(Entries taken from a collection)
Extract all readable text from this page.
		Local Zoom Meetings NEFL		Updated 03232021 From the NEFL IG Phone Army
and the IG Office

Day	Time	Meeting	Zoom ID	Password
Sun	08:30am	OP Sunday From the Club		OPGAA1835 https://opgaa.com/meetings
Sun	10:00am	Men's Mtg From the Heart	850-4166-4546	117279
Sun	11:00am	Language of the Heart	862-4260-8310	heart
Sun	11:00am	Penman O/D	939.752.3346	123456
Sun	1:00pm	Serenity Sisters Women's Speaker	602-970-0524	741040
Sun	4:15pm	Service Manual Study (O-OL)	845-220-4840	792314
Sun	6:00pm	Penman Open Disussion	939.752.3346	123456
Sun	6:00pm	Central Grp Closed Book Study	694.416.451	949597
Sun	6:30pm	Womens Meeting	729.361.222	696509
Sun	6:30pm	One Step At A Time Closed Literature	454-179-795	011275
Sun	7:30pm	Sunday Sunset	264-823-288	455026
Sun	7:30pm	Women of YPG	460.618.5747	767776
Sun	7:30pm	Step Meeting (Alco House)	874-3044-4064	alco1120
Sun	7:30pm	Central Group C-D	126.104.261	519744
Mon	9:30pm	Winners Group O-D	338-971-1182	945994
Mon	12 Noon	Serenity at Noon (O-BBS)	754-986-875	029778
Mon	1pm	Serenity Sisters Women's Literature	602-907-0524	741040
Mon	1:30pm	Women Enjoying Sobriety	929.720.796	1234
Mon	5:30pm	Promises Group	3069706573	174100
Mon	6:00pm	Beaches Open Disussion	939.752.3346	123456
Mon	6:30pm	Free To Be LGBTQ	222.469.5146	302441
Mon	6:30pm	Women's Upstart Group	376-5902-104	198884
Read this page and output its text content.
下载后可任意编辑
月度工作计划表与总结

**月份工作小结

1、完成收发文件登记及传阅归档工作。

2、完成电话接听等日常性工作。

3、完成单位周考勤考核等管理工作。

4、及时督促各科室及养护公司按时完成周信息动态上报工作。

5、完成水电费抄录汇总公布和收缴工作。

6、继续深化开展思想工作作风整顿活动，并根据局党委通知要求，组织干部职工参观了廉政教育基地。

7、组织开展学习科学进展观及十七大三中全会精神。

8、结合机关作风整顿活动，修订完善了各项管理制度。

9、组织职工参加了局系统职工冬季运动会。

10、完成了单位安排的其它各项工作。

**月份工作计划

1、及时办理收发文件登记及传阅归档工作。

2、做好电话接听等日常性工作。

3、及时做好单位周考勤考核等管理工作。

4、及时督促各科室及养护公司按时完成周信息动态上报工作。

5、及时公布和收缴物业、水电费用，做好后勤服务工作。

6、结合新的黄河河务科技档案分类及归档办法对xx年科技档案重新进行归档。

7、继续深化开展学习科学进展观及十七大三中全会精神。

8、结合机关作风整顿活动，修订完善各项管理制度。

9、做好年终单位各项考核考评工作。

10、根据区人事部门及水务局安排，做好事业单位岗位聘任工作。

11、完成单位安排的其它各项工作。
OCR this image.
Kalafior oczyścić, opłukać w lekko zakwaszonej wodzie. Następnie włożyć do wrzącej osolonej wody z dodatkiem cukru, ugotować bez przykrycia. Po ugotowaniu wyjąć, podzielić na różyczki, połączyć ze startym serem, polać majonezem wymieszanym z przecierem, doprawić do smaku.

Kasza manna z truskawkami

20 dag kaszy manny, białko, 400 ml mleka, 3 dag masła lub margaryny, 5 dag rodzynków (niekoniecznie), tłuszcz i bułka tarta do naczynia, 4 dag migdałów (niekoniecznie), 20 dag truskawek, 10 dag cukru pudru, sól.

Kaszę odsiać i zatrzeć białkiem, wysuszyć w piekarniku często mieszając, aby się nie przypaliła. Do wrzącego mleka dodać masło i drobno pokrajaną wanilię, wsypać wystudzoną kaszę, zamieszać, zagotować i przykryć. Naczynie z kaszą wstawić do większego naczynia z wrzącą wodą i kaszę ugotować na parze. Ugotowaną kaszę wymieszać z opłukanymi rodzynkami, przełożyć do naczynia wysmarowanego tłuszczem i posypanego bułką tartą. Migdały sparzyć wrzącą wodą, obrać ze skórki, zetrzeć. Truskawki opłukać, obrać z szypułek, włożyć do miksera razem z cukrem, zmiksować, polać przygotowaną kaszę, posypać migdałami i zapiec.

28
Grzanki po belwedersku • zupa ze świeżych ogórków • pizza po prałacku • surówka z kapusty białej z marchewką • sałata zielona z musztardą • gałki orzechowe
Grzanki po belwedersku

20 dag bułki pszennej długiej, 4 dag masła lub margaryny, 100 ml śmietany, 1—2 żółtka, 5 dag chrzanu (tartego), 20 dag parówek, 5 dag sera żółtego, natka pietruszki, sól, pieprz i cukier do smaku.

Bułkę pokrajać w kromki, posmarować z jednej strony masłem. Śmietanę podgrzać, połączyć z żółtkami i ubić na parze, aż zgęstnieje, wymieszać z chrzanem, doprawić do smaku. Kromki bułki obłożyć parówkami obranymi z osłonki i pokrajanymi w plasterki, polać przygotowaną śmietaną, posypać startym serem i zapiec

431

◆ Goal of the exercise:
Output each entry precisely as given.

◆ Exercise solution:
Extract all readable text from this page.
		Local Zoom Meetings NEFL		Updated 03232021 From the NEFL IG Phone Army
and the IG Office

Day	Time	Meeting	Zoom ID	Password
Sun	08:30am	OP Sunday From the Club		OPGAA1835 https://opgaa.com/meetings
Sun	10:00am	Men's Mtg From the Heart	850-4166-4546	117279
Sun	11:00am	Language of the Heart	862-4260-8310	heart
Sun	11:00am	Penman O/D	939.752.3346	123456
Sun	1:00pm	Serenity Sisters Women's Speaker	602-970-0524	741040
Sun	4:15pm	Service Manual Study (O-OL)	845-220-4840	792314
Sun	6:00pm	Penman Open Disussion	939.752.3346	123456
Sun	6:00pm	Central Grp Closed Book Study	694.416.451	949597
Sun	6:30pm	Womens Meeting	729.361.222	696509
Sun	6:30pm	One Step At A Time Closed Literature	454-179-795	011275
Sun	7:30pm	Sunday Sunset	264-823-288	455026
Sun	7:30pm	Women of YPG	460.618.5747	767776
Sun	7:30pm	Step Meeting (Alco House)	874-3044-4064	alco1120
Sun	7:30pm	Central Group C-D	126.104.261	519744
Mon	9:30pm	Winners Group O-D	338-971-1182	945994
Mon	12 Noon	Serenity at Noon (O-BBS)	754-986-875	029778
Mon	1pm	Serenity Sisters Women's Literature	602-907-0524	741040
Mon	1:30pm	Women Enjoying Sobriety	929.720.796	1234
Mon	5:30pm	Promises Group	3069706573	174100
Mon	6:00pm	Beaches Open Disussion	939.752.3346	123456
Mon	6:30pm	Free To Be LGBTQ	222.469.5146	302441
Mon	6:30pm	Women's Upstart Group	376-5902-104	198884
Read this page and output its text content.
下载后可任意编辑
月度工作计划表与总结

**月份工作小结

1、完成收发文件登记及传阅归档工作。

2、完成电话接听等日常性工作。

3、完成单位周考勤考核等管理工作。

4、及时督促各科室及养护公司按时完成周信息动态上报工作。

5、完成水电费抄录汇总公布和收缴工作。

6、继续深化开展思想工作作风整顿活动，并根据局党委通知要求，组织干部职工参观了廉政教育基地。

7、组织开展学习科学进展观及十七大三中全会精神。

8、结合机关作风整顿活动，修订完善了各项管理制度。

9、组织职工参加了局系统职工冬季运动会。

10、完成了单位安排的其它各项工作。

**月份工作计划

1、及时办理收发文件登记及传阅归档工作。

2、做好电话接听等日常性工作。

3、及时做好单位周考勤考核等管理工作。

4、及时督促各科室及养护公司按时完成周信息动态上报工作。

5、及时公布和收缴物业、水电费用，做好后勤服务工作。

6、结合新的黄河河务科技档案分类及归档办法对xx年科技档案重新进行归档。

7、继续深化开展学习科学进展观及十七大三中全会精神。

8、结合机关作风整顿活动，修订完善各项管理制度。

9、做好年终单位各项考核考评工作。

10、根据区人事部门及水务局安排，做好事业单位岗位聘任工作。

11、完成单位安排的其它各项工作。
OCR this image.
Kalafior oczyścić, opłukać w lekko zakwaszonej wodzie. Następnie włożyć do wrzącej osolonej wody z dodatkiem cukru, ugotować bez przykrycia. Po ugotowaniu wyjąć, podzielić na różyczki, połączyć ze startym serem, polać majonezem wymieszanym z przecierem, doprawić do smaku.

Kasza manna z truskawkami

20 dag kaszy manny, białko, 400 ml mleka, 3 dag masła lub margaryny, 5 dag rodzynków (niekoniecznie), tłuszcz i bułka tarta do naczynia, 4 dag migdałów (niekoniecznie), 20 dag truskawek, 10 dag cukru pudru, sól.

Kaszę odsiać i zatrzeć białkiem, wysuszyć w piekarniku często mieszając, aby się nie przypaliła. Do wrzącego mleka dodać masło i drobno pokrajaną wanilię, wsypać wystudzoną kaszę, zamieszać, zagotować i przykryć. Naczynie z kaszą wstawić do większego naczynia z wrzącą wodą i kaszę ugotować na parze. Ugotowaną kaszę wymieszać z opłukanymi rodzynkami, przełożyć do naczynia wysmarowanego tłuszczem i posypanego bułką tartą. Migdały sparzyć wrzącą wodą, obrać ze skórki, zetrzeć. Truskawki opłukać, obrać z szypułek, włożyć do miksera razem z cukrem, zmiksować, polać przygotowaną kaszę, posypać migdałami i zapiec.

28
Grzanki po belwedersku • zupa ze świeżych ogórków • pizza po prałacku • surówka z kapusty białej z marchewką • sałata zielona z musztardą • gałki orzechowe
Grzanki po belwedersku

20 dag bułki pszennej długiej, 4 dag masła lub margaryny, 100 ml śmietany, 1—2 żółtka, 5 dag chrzanu (tartego), 20 dag parówek, 5 dag sera żółtego, natka pietruszki, sól, pieprz i cukier do smaku.

Bułkę pokrajać w kromki, posmarować z jednej strony masłem. Śmietanę podgrzać, połączyć z żółtkami i ubić na parze, aż zgęstnieje, wymieszać z chrzanem, doprawić do smaku. Kromki bułki obłożyć parówkami obranymi z osłonki i pokrajanymi w plasterki, polać przygotowaną śmietaną, posypać startym serem i zapiec

431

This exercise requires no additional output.